§ SHORT PROBLEM 1:
Reproduce the post about the Ford 881 tractor word for word.

::::::::

One word if caution on that Ford 881. Those selectospeef transmissions are know for not actually shifting into park and eventually creeping away as you are getting off them. They have run over more than one person who was getting off to do something quickly with the tractor running supposedly in park. I owned on that a good friend of mind told me had all the updates to make it safe and definitely shift into park it was staped to be the fully updated version from the ford factory. I owned it for about 6 months when it decided it wanted to not shift into park for me. The shifter was in park and i was standing just starting to get off the tractor when it started moving. Being that i grew up on the farm i quickly sat back down and turned off the key. I then called my friend and told him he had a parts tractor because i wouldn’t trust it ever again and he told me for the price i paid at the time he would buy it for parts and swap in the 5 speed standard transmission. The disadvantage to the 5 speed standard is a 2 stage clutch peddle that makes live power hard to bale with as the baler shakes the tractor and your foot on the clutch.

::::::::

§ SHORT PROBLEM 2:
Write out the stretch of the listing from the line containing "x-tick-label: 48 xyxy=(732,480,751,498)" through the line containing "y-tick-label: 5 xyxy=(118,387,128,405)".

::::::::

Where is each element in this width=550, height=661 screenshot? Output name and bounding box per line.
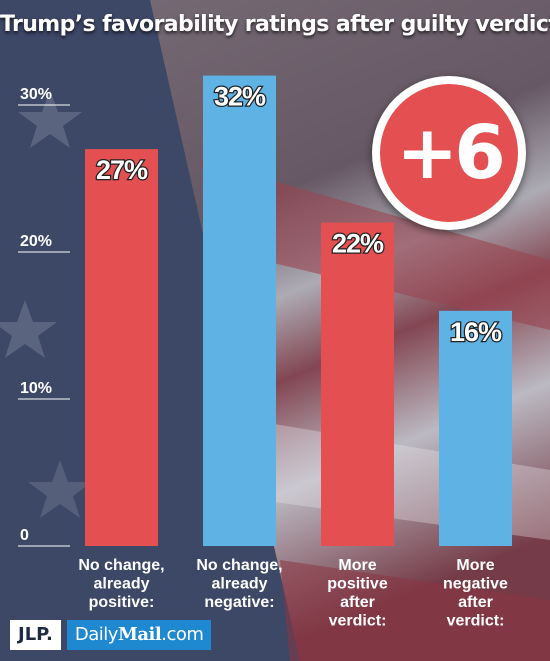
bar-value-label: 22% <box>332 229 384 259</box>
y-tick-label: 30% <box>20 86 52 103</box>
jlp-logo: JLP. <box>10 620 61 650</box>
y-tick-label: 10% <box>20 380 52 397</box>
source-logos: JLP. DailyMail.com <box>10 620 212 650</box>
dailymail-logo: DailyMail.com <box>66 620 212 650</box>
bar <box>85 149 158 546</box>
bar <box>203 75 276 546</box>
chart-title: Trump’s favorability ratings after guilt… <box>0 12 550 37</box>
category-label: No change, already positive: <box>78 557 164 611</box>
change-badge-value: +6 <box>380 84 518 222</box>
bar <box>439 310 512 546</box>
category-label: More negative after verdict: <box>443 557 508 630</box>
category-label: More positive after verdict: <box>327 557 388 630</box>
change-badge: +6 <box>372 76 526 230</box>
bar <box>321 222 394 546</box>
y-tick-label: 0 <box>20 527 29 544</box>
bar-value-label: 16% <box>450 317 502 347</box>
category-label: No change, already negative: <box>196 557 282 611</box>
y-tick-label: 20% <box>20 233 52 250</box>
bar-value-label: 32% <box>214 82 266 112</box>
bar-value-label: 27% <box>96 155 148 185</box>
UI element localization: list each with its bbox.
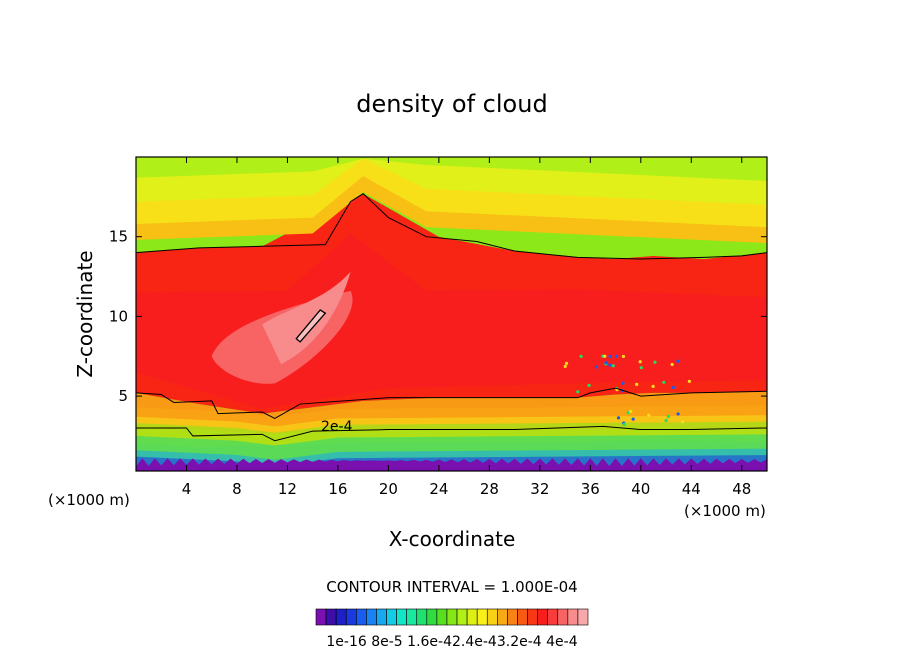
x-tick-label: 48 xyxy=(732,480,751,498)
colorbar-swatch xyxy=(335,608,347,626)
y-axis-ticks: 5 10 15 xyxy=(109,228,767,405)
x-tick-label: 32 xyxy=(530,480,549,498)
contour-label: 2e-4 xyxy=(321,419,353,435)
density-speckle xyxy=(563,364,567,368)
y-tick-label: 5 xyxy=(118,387,128,405)
colorbar-swatch xyxy=(517,608,528,626)
x-tick-label: 36 xyxy=(581,480,600,498)
x-tick-label: 20 xyxy=(379,480,398,498)
colorbar-swatch xyxy=(396,608,407,626)
x-tick-label: 24 xyxy=(429,480,448,498)
x-tick-label: 4 xyxy=(182,480,192,498)
x-tick-label: 8 xyxy=(232,480,242,498)
colorbar-swatch xyxy=(466,608,478,626)
contour-line xyxy=(136,387,767,419)
colorbar-swatch xyxy=(527,608,538,626)
contour-lines xyxy=(136,193,767,442)
x-tick-label: 40 xyxy=(631,480,650,498)
colorbar-swatch xyxy=(376,608,387,626)
density-speckle xyxy=(639,366,643,370)
colorbar-swatch xyxy=(557,608,569,626)
chart-title: density of cloud xyxy=(356,90,547,118)
colorbar-swatch xyxy=(406,608,418,626)
density-speckle xyxy=(653,360,657,364)
colorbar-swatch xyxy=(567,608,579,626)
density-speckle xyxy=(564,361,569,365)
contour-line xyxy=(136,425,767,442)
density-speckle xyxy=(611,364,615,368)
density-speckle xyxy=(681,420,685,424)
contour-interval-text: CONTOUR INTERVAL = 1.000E-04 xyxy=(326,578,577,596)
colorbar-swatch xyxy=(456,608,468,626)
colorbar-swatch xyxy=(497,608,508,626)
contour-line xyxy=(136,193,767,260)
density-speckle xyxy=(579,354,583,358)
density-speckle xyxy=(676,359,680,363)
colorbar-swatch xyxy=(446,608,458,626)
density-speckle xyxy=(608,354,612,359)
colorbar-swatch xyxy=(577,608,589,626)
density-speckle xyxy=(587,383,591,387)
density-speckle xyxy=(604,361,608,365)
density-speckle xyxy=(615,354,619,358)
density-speckle xyxy=(626,411,630,415)
colorbar-swatch xyxy=(416,608,428,626)
y-tick-label: 15 xyxy=(109,228,128,246)
density-speckle xyxy=(594,365,599,369)
colorbar-swatch xyxy=(366,608,377,626)
density-speckle xyxy=(603,354,607,358)
density-band xyxy=(136,157,767,181)
density-speckle xyxy=(621,354,626,359)
density-speckle xyxy=(651,384,655,388)
colorbar-labels: 1e-16 8e-5 1.6e-42.4e-43.2e-4 4e-4 xyxy=(326,634,577,650)
density-speckle xyxy=(671,385,675,390)
x-unit-right: (×1000 m) xyxy=(684,502,766,520)
colorbar-swatch xyxy=(507,608,518,626)
density-speckle xyxy=(662,380,666,384)
density-speckle xyxy=(608,363,612,367)
colorbar-swatch xyxy=(325,608,337,626)
colorbar-swatch xyxy=(386,608,397,626)
x-unit-left: (×1000 m) xyxy=(48,491,130,509)
density-speckle xyxy=(616,416,621,420)
density-speckle xyxy=(635,382,639,386)
x-tick-label: 12 xyxy=(278,480,297,498)
density-speckle xyxy=(670,362,674,367)
density-speckle xyxy=(621,381,625,385)
density-speckle xyxy=(638,360,642,364)
colorbar xyxy=(315,608,589,626)
density-speckle xyxy=(687,379,691,383)
colorbar-swatch xyxy=(537,608,549,626)
density-speckle xyxy=(647,413,651,417)
x-tick-label: 44 xyxy=(682,480,701,498)
density-speckle xyxy=(622,422,626,427)
density-base xyxy=(136,458,767,471)
colorbar-swatch xyxy=(436,608,448,626)
density-speckle xyxy=(629,409,633,413)
density-speckle xyxy=(664,418,668,423)
y-tick-label: 10 xyxy=(109,307,128,325)
colorbar-swatch xyxy=(426,608,438,626)
density-speckle xyxy=(576,390,580,394)
density-core xyxy=(262,271,351,365)
plot-frame xyxy=(135,156,768,472)
density-speckle xyxy=(676,412,680,416)
colorbar-swatch xyxy=(476,608,488,626)
x-axis-ticks: 4 8 12 16 20 24 28 32 36 40 44 48 xyxy=(182,157,751,498)
density-core xyxy=(295,309,327,343)
y-axis-label: Z-coordinate xyxy=(73,250,97,377)
colorbar-swatch xyxy=(355,608,367,626)
colorbar-swatch xyxy=(486,608,498,626)
x-tick-label: 16 xyxy=(328,480,347,498)
x-tick-label: 28 xyxy=(480,480,499,498)
x-axis-label: X-coordinate xyxy=(389,527,516,551)
density-features xyxy=(136,233,767,471)
colorbar-swatch xyxy=(315,608,327,626)
colorbar-swatch xyxy=(547,608,559,626)
density-speckle xyxy=(666,414,671,419)
colorbar-swatch xyxy=(345,608,357,626)
density-speckle xyxy=(631,417,635,421)
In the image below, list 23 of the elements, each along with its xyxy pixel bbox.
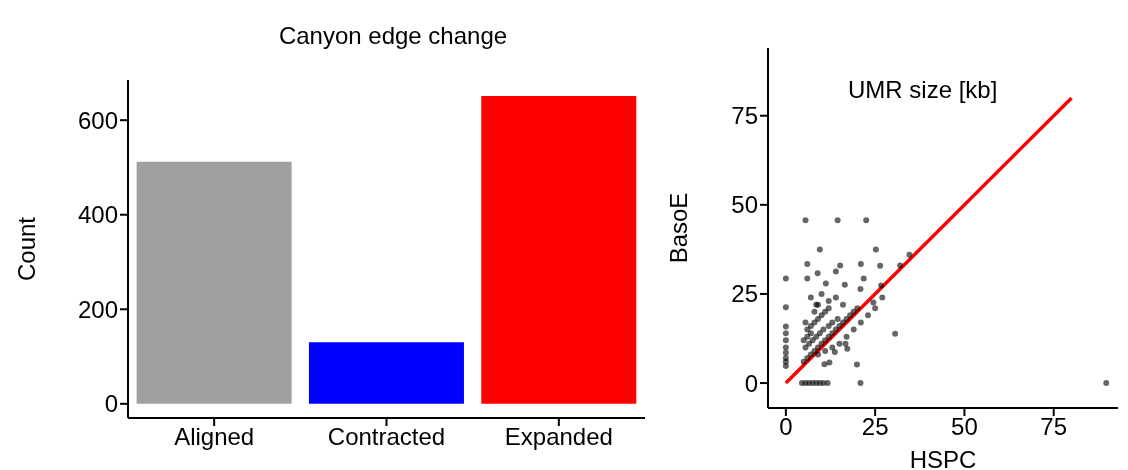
y-tick-label: 25 <box>731 280 758 308</box>
text: UMR size [kb] <box>848 76 998 104</box>
y-tick-label: 0 <box>104 390 118 418</box>
x-axis-title: HSPC <box>909 446 977 470</box>
x-tick-label: 75 <box>1040 413 1068 441</box>
y-tick-label: 50 <box>731 191 758 219</box>
y-tick-label: 75 <box>731 102 758 130</box>
y-tick-label: 600 <box>77 106 118 134</box>
y-axis-title: Count <box>12 216 40 282</box>
bar <box>481 96 637 404</box>
bar <box>136 161 292 404</box>
y-tick-label: 400 <box>77 201 118 229</box>
chart-title: Canyon edge change <box>277 22 509 50</box>
x-tick-label: 25 <box>861 413 889 441</box>
bar <box>308 342 464 404</box>
y-axis-title: BasoE <box>664 192 692 264</box>
y-tick-label: 200 <box>77 295 118 323</box>
x-tick-label: 0 <box>779 413 793 441</box>
x-tick-label: 50 <box>951 413 978 441</box>
x-tick-label: Aligned <box>174 423 255 451</box>
x-tick-label: Contracted <box>327 423 446 451</box>
y-tick-label: 0 <box>744 369 758 397</box>
x-tick-label: Expanded <box>504 423 613 451</box>
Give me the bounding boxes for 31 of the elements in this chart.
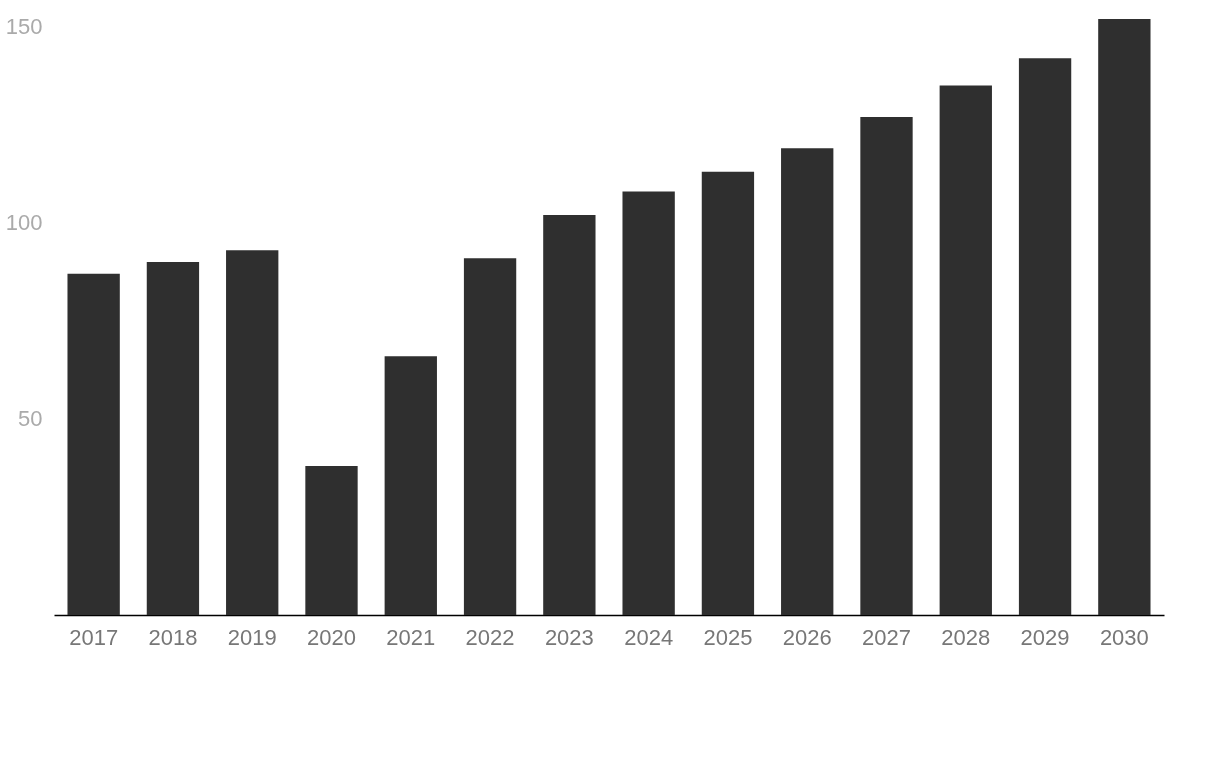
bar [543,215,596,615]
bar [226,250,279,615]
bar [1018,58,1072,615]
x-tick-label: 2020 [307,624,356,650]
x-tick-label: 2021 [386,624,436,650]
bar [860,116,913,615]
bar [146,262,200,615]
bar [67,273,120,615]
bar [384,356,437,615]
bar [463,258,517,615]
y-tick-label: 150 [5,14,43,40]
x-tick-label: 2023 [544,624,594,650]
x-tick-label: 2024 [624,624,674,650]
x-tick-label: 2029 [1020,624,1070,650]
bar [622,191,675,615]
x-tick-label: 2019 [227,624,277,650]
x-tick-label: 2027 [862,624,911,650]
bar [939,85,992,615]
bar [1098,18,1151,615]
y-tick-label: 50 [18,406,43,432]
x-tick-label: 2028 [941,624,991,650]
bar [781,148,834,615]
y-tick-label: 100 [5,210,43,236]
x-tick-label: 2030 [1099,624,1149,650]
x-tick-label: 2026 [782,624,832,650]
x-tick-label: 2022 [465,624,515,650]
x-tick-label: 2018 [148,624,198,650]
x-tick-label: 2017 [69,624,119,650]
bar [305,465,358,615]
x-tick-label: 2025 [703,624,753,650]
bar [701,171,755,615]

::::::::

§ EXPECTED ANSWER 1:
One word if caution on that Ford 881. Those selectospeef transmissions are know for not actually shifting into park and eventually creeping away as you are getting off them. They have run over more than one person who was getting off to do something quickly with the tractor running supposedly in park. I owned on that a good friend of mind told me had all the updates to make it safe and definitely shift into park it was staped to be the fully updated version from the ford factory. I owned it for about 6 months when it decided it wanted to not shift into park for me. The shifter was in park and i was standing just starting to get off the tractor when it started moving. Being that i grew up on the farm i quickly sat back down and turned off the key. I then called my friend and told him he had a parts tractor because i wouldn’t trust it ever again and he told me for the price i paid at the time he would buy it for parts and swap in the 5 speed standard transmission. The disadvantage to the 5 speed standard is a 2 stage clutch peddle that makes live power hard to bale with as the baler shakes the tractor and your foot on the clutch.

§ EXPECTED ANSWER 2:
x-tick-label: 48 xyxy=(732,480,751,498)
colorbar-swatch xyxy=(335,608,347,626)
y-axis-ticks: 5 10 15 xyxy=(109,228,767,405)
x-tick-label: 32 xyxy=(530,480,549,498)
contour-label: 2e-4 xyxy=(321,419,353,435)
density-speckle xyxy=(563,364,567,368)
y-tick-label: 5 xyxy=(118,387,128,405)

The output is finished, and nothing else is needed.